-- Prompt --
Transcribe the material below exactly as it appears.

Records:
• • •
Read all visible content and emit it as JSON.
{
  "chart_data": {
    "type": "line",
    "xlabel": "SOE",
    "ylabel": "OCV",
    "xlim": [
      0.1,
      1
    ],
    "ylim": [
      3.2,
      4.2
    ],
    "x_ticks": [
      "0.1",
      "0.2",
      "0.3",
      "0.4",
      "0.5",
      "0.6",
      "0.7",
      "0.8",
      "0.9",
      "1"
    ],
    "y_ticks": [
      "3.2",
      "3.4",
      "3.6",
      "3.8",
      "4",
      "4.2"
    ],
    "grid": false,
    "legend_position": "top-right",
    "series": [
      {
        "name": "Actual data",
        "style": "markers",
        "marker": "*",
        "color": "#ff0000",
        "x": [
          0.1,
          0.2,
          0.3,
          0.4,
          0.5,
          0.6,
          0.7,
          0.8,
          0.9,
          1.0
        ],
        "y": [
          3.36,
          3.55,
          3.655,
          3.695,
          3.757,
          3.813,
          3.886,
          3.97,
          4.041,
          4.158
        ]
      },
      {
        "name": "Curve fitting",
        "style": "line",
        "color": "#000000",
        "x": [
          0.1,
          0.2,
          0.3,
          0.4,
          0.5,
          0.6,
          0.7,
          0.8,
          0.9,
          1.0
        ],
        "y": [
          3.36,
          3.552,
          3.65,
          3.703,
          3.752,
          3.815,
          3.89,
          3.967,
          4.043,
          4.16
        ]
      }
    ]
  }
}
• • •
-- Answer to the task --
Read all visible content and emit it as JSON.
{
  "chart_data": {
    "type": "line",
    "xlabel": "SOE",
    "ylabel": "OCV",
    "xlim": [
      0.1,
      1
    ],
    "ylim": [
      3.2,
      4.2
    ],
    "x_ticks": [
      "0.1",
      "0.2",
      "0.3",
      "0.4",
      "0.5",
      "0.6",
      "0.7",
      "0.8",
      "0.9",
      "1"
    ],
    "y_ticks": [
      "3.2",
      "3.4",
      "3.6",
      "3.8",
      "4",
      "4.2"
    ],
    "grid": false,
    "legend_position": "top-right",
    "series": [
      {
        "name": "Actual data",
        "style": "markers",
        "marker": "*",
        "color": "#ff0000",
        "x": [
          0.1,
          0.2,
          0.3,
          0.4,
          0.5,
          0.6,
          0.7,
          0.8,
          0.9,
          1.0
        ],
        "y": [
          3.36,
          3.55,
          3.655,
          3.695,
          3.757,
          3.813,
          3.886,
          3.97,
          4.041,
          4.158
        ]
      },
      {
        "name": "Curve fitting",
        "style": "line",
        "color": "#000000",
        "x": [
          0.1,
          0.2,
          0.3,
          0.4,
          0.5,
          0.6,
          0.7,
          0.8,
          0.9,
          1.0
        ],
        "y": [
          3.36,
          3.552,
          3.65,
          3.703,
          3.752,
          3.815,
          3.89,
          3.967,
          4.043,
          4.16
        ]
      }
    ]
  }
}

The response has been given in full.